Some records:
——

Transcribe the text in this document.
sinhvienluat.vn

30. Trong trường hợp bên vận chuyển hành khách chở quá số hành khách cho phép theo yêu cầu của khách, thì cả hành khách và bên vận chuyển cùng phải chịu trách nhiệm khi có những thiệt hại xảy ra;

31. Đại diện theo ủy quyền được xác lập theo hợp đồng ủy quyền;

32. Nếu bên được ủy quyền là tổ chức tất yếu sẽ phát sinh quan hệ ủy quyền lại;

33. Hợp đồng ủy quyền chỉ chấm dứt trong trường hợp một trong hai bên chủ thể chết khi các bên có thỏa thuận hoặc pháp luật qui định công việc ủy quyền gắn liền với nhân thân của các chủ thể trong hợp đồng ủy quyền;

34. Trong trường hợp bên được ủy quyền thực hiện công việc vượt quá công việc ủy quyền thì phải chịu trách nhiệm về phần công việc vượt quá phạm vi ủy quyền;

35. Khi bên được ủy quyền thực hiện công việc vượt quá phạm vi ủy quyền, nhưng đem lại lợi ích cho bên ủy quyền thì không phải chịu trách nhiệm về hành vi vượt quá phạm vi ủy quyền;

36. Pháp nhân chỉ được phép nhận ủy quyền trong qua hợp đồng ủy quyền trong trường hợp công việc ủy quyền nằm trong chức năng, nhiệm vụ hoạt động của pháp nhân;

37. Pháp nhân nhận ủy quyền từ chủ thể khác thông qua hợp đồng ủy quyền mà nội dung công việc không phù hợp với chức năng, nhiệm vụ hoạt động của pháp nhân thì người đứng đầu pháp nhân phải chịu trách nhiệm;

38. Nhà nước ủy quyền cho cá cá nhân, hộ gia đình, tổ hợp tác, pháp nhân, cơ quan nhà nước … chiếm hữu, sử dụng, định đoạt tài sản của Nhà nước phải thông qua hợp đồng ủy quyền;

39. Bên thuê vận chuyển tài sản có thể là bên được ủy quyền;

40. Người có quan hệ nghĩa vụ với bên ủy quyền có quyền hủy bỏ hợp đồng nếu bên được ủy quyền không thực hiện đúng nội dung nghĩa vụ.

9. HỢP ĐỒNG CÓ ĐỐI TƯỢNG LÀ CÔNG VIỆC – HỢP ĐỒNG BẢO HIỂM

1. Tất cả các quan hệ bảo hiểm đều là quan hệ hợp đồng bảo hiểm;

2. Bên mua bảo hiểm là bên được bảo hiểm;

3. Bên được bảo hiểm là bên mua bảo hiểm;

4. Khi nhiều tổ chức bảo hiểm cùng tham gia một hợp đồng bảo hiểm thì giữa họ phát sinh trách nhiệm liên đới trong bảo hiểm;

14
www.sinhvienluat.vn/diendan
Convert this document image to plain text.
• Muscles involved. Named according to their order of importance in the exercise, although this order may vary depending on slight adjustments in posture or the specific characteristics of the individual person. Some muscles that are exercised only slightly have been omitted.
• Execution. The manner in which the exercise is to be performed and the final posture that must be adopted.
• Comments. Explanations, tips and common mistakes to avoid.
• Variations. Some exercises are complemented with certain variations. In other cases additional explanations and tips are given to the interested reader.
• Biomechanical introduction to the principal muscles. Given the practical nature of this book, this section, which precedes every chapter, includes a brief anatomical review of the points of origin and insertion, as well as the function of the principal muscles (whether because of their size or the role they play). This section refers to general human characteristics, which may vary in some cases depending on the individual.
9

——

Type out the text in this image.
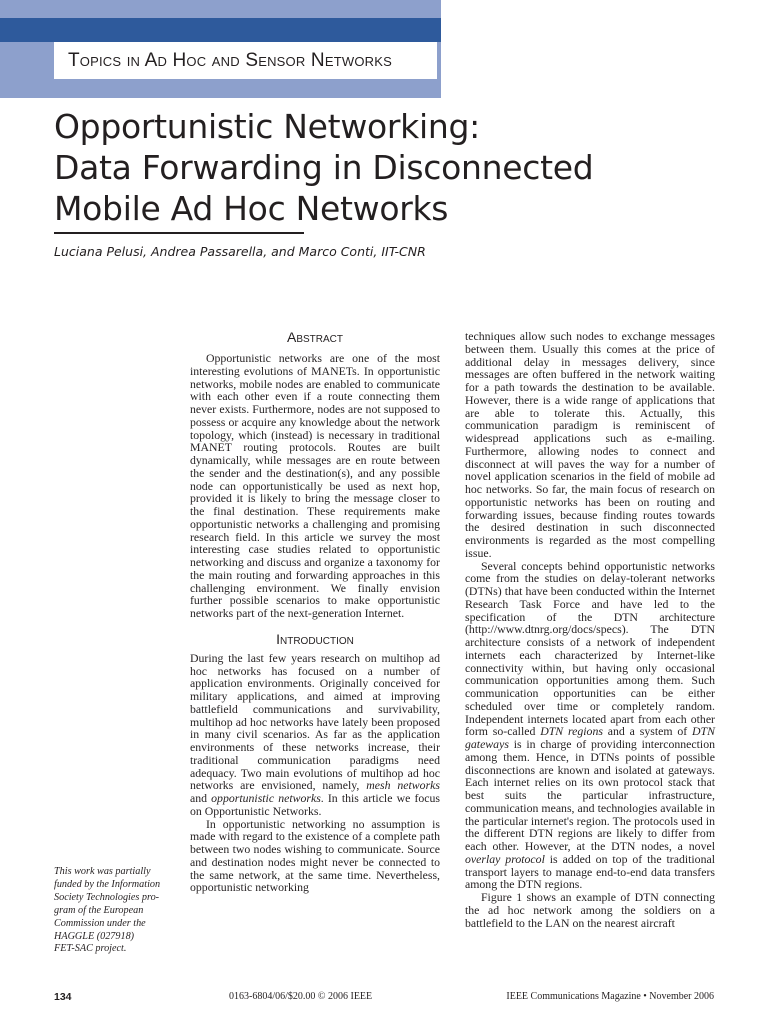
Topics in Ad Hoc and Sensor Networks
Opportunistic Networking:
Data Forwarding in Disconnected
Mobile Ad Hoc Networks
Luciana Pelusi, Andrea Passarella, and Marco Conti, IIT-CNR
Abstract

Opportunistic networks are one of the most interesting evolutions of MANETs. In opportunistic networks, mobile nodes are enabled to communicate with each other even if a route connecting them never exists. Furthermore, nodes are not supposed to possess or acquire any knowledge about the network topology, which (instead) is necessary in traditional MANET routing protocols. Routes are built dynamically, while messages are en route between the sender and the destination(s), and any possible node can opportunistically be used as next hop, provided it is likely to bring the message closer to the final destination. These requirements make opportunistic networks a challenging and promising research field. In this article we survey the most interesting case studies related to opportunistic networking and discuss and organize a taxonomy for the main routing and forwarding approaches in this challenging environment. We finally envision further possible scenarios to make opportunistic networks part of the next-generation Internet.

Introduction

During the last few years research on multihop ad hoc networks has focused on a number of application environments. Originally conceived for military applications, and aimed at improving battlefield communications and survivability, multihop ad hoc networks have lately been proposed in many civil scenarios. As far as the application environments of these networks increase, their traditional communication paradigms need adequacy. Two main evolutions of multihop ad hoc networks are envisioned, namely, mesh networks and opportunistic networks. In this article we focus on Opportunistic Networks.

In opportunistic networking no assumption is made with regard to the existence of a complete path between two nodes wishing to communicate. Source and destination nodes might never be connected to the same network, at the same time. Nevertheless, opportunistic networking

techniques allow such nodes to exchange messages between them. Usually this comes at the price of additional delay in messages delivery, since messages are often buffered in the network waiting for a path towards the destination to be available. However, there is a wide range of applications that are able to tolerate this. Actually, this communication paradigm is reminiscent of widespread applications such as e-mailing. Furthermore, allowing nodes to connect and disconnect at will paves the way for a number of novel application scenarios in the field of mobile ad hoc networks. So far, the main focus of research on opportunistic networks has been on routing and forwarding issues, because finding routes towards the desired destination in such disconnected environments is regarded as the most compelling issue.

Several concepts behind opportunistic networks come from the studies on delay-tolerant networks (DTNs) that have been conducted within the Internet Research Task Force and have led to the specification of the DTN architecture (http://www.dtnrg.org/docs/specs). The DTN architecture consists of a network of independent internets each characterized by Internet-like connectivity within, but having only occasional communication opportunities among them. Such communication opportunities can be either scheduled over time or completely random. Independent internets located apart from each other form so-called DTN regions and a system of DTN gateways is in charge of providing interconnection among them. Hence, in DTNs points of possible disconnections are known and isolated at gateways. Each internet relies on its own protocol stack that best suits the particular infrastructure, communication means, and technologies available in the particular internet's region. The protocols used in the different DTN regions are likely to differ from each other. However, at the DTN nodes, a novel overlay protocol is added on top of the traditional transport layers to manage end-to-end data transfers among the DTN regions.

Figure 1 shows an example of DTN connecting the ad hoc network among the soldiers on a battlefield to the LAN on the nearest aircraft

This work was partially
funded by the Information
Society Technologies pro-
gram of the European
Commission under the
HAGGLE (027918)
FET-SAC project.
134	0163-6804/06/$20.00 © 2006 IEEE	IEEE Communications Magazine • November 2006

——

### TASK TO COMPLETE
In the records above, how many lines include "image"? Give that number and nothing more.

### OUTPUT FOR THIS TASK
2